Records from a data source
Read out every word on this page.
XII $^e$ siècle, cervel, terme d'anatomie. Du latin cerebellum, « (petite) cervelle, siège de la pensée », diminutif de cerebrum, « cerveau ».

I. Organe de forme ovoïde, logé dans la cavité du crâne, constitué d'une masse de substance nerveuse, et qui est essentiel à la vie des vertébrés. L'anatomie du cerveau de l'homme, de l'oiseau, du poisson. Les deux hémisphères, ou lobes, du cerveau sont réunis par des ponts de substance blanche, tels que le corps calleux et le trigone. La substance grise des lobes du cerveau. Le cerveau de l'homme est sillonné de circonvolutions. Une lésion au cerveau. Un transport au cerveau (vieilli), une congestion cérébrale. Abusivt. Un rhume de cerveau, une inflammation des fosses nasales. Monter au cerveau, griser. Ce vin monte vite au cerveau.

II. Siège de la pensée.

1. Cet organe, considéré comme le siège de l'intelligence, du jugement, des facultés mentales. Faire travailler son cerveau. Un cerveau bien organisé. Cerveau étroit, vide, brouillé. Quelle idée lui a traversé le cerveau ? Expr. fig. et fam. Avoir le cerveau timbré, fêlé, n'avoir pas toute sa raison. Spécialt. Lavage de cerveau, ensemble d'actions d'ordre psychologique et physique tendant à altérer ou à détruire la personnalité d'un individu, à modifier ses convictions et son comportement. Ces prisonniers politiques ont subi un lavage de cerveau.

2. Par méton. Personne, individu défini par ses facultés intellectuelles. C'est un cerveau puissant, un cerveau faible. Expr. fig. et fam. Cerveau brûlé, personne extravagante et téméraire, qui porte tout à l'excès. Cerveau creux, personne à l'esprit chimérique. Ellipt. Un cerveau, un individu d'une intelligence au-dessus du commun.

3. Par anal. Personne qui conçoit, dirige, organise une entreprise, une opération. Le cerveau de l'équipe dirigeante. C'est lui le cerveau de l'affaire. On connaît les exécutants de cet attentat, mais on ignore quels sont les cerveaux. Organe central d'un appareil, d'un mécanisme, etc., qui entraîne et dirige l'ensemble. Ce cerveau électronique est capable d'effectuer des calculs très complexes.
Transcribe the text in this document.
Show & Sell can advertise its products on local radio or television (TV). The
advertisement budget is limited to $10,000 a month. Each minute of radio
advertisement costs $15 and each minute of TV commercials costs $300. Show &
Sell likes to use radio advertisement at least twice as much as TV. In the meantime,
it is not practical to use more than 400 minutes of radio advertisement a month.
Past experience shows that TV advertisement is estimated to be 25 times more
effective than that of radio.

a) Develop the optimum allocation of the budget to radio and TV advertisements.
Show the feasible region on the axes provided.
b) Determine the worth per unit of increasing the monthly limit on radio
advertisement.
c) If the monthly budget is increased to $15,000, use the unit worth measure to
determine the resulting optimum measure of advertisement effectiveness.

> [Job] Using the data above, repeat every line exactly.

> [Solution to the exercise]
Read out every word on this page.
XII $^e$ siècle, cervel, terme d'anatomie. Du latin cerebellum, « (petite) cervelle, siège de la pensée », diminutif de cerebrum, « cerveau ».

I. Organe de forme ovoïde, logé dans la cavité du crâne, constitué d'une masse de substance nerveuse, et qui est essentiel à la vie des vertébrés. L'anatomie du cerveau de l'homme, de l'oiseau, du poisson. Les deux hémisphères, ou lobes, du cerveau sont réunis par des ponts de substance blanche, tels que le corps calleux et le trigone. La substance grise des lobes du cerveau. Le cerveau de l'homme est sillonné de circonvolutions. Une lésion au cerveau. Un transport au cerveau (vieilli), une congestion cérébrale. Abusivt. Un rhume de cerveau, une inflammation des fosses nasales. Monter au cerveau, griser. Ce vin monte vite au cerveau.

II. Siège de la pensée.

1. Cet organe, considéré comme le siège de l'intelligence, du jugement, des facultés mentales. Faire travailler son cerveau. Un cerveau bien organisé. Cerveau étroit, vide, brouillé. Quelle idée lui a traversé le cerveau ? Expr. fig. et fam. Avoir le cerveau timbré, fêlé, n'avoir pas toute sa raison. Spécialt. Lavage de cerveau, ensemble d'actions d'ordre psychologique et physique tendant à altérer ou à détruire la personnalité d'un individu, à modifier ses convictions et son comportement. Ces prisonniers politiques ont subi un lavage de cerveau.

2. Par méton. Personne, individu défini par ses facultés intellectuelles. C'est un cerveau puissant, un cerveau faible. Expr. fig. et fam. Cerveau brûlé, personne extravagante et téméraire, qui porte tout à l'excès. Cerveau creux, personne à l'esprit chimérique. Ellipt. Un cerveau, un individu d'une intelligence au-dessus du commun.

3. Par anal. Personne qui conçoit, dirige, organise une entreprise, une opération. Le cerveau de l'équipe dirigeante. C'est lui le cerveau de l'affaire. On connaît les exécutants de cet attentat, mais on ignore quels sont les cerveaux. Organe central d'un appareil, d'un mécanisme, etc., qui entraîne et dirige l'ensemble. Ce cerveau électronique est capable d'effectuer des calculs très complexes.
Transcribe the text in this document.
Show & Sell can advertise its products on local radio or television (TV). The
advertisement budget is limited to $10,000 a month. Each minute of radio
advertisement costs $15 and each minute of TV commercials costs $300. Show &
Sell likes to use radio advertisement at least twice as much as TV. In the meantime,
it is not practical to use more than 400 minutes of radio advertisement a month.
Past experience shows that TV advertisement is estimated to be 25 times more
effective than that of radio.

a) Develop the optimum allocation of the budget to radio and TV advertisements.
Show the feasible region on the axes provided.
b) Determine the worth per unit of increasing the monthly limit on radio
advertisement.
c) If the monthly budget is increased to $15,000, use the unit worth measure to
determine the resulting optimum measure of advertisement effectiveness.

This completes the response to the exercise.